Below are some records: retype them all exactly, but not the pictures.

[START Exercise data]

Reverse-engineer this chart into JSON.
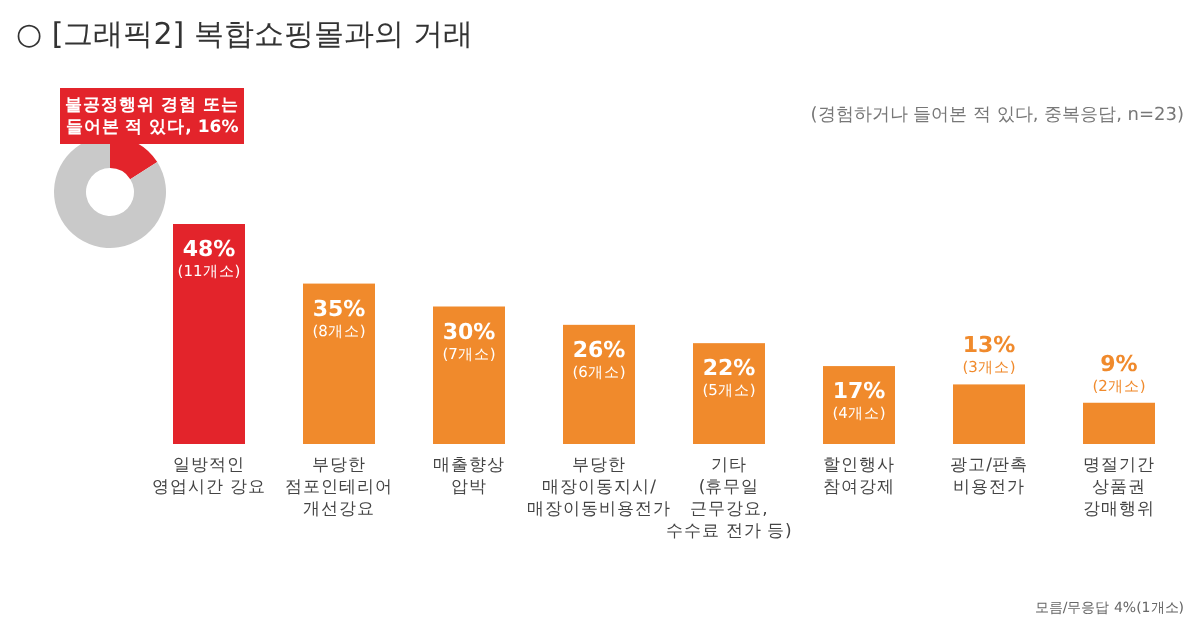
{
  "chart_data": [
    {
      "type": "donut",
      "categories": [
        "불공정행위 경험 또는 들어본 적 있다",
        null
      ],
      "values": [
        16,
        84
      ],
      "colors": [
        "#e3242b",
        "#c9c9c9"
      ],
      "value_labels": [
        "16%",
        null
      ],
      "title": "○ [그래픽2] 복합쇼핑몰과의 거래"
    },
    {
      "type": "bar",
      "subtitle": "(경험하거나 들어본 적 있다, 중복응답, n=23)",
      "categories": [
        "일방적인\n영업시간 강요",
        "부당한\n점포인테리어\n개선강요",
        "매출향상\n압박",
        "부당한\n매장이동지시/\n매장이동비용전가",
        "기타\n(휴무일\n근무강요,\n수수료 전가 등)",
        "할인행사\n참여강제",
        "광고/판촉\n비용전가",
        "명절기간\n상품권\n강매행위"
      ],
      "values": [
        48,
        35,
        30,
        26,
        22,
        17,
        13,
        9
      ],
      "colors": [
        "#e3242b",
        "#f08a2c",
        "#f08a2c",
        "#f08a2c",
        "#f08a2c",
        "#f08a2c",
        "#f08a2c",
        "#f08a2c"
      ],
      "value_labels": [
        "48%\n(11개소)",
        "35%\n(8개소)",
        "30%\n(7개소)",
        "26%\n(6개소)",
        "22%\n(5개소)",
        "17%\n(4개소)",
        "13%\n(3개소)",
        "9%\n(2개소)"
      ],
      "ylim": [
        0,
        48
      ],
      "annotations": [
        "모름/무응답 4%(1개소)"
      ]
    }
  ]
}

[END Exercise data]

• [Correct result]
Reverse-engineer this chart into JSON.
{
  "chart_data": [
    {
      "type": "donut",
      "categories": [
        "불공정행위 경험 또는 들어본 적 있다",
        null
      ],
      "values": [
        16,
        84
      ],
      "colors": [
        "#e3242b",
        "#c9c9c9"
      ],
      "value_labels": [
        "16%",
        null
      ],
      "title": "○ [그래픽2] 복합쇼핑몰과의 거래"
    },
    {
      "type": "bar",
      "subtitle": "(경험하거나 들어본 적 있다, 중복응답, n=23)",
      "categories": [
        "일방적인\n영업시간 강요",
        "부당한\n점포인테리어\n개선강요",
        "매출향상\n압박",
        "부당한\n매장이동지시/\n매장이동비용전가",
        "기타\n(휴무일\n근무강요,\n수수료 전가 등)",
        "할인행사\n참여강제",
        "광고/판촉\n비용전가",
        "명절기간\n상품권\n강매행위"
      ],
      "values": [
        48,
        35,
        30,
        26,
        22,
        17,
        13,
        9
      ],
      "colors": [
        "#e3242b",
        "#f08a2c",
        "#f08a2c",
        "#f08a2c",
        "#f08a2c",
        "#f08a2c",
        "#f08a2c",
        "#f08a2c"
      ],
      "value_labels": [
        "48%\n(11개소)",
        "35%\n(8개소)",
        "30%\n(7개소)",
        "26%\n(6개소)",
        "22%\n(5개소)",
        "17%\n(4개소)",
        "13%\n(3개소)",
        "9%\n(2개소)"
      ],
      "ylim": [
        0,
        48
      ],
      "annotations": [
        "모름/무응답 4%(1개소)"
      ]
    }
  ]
}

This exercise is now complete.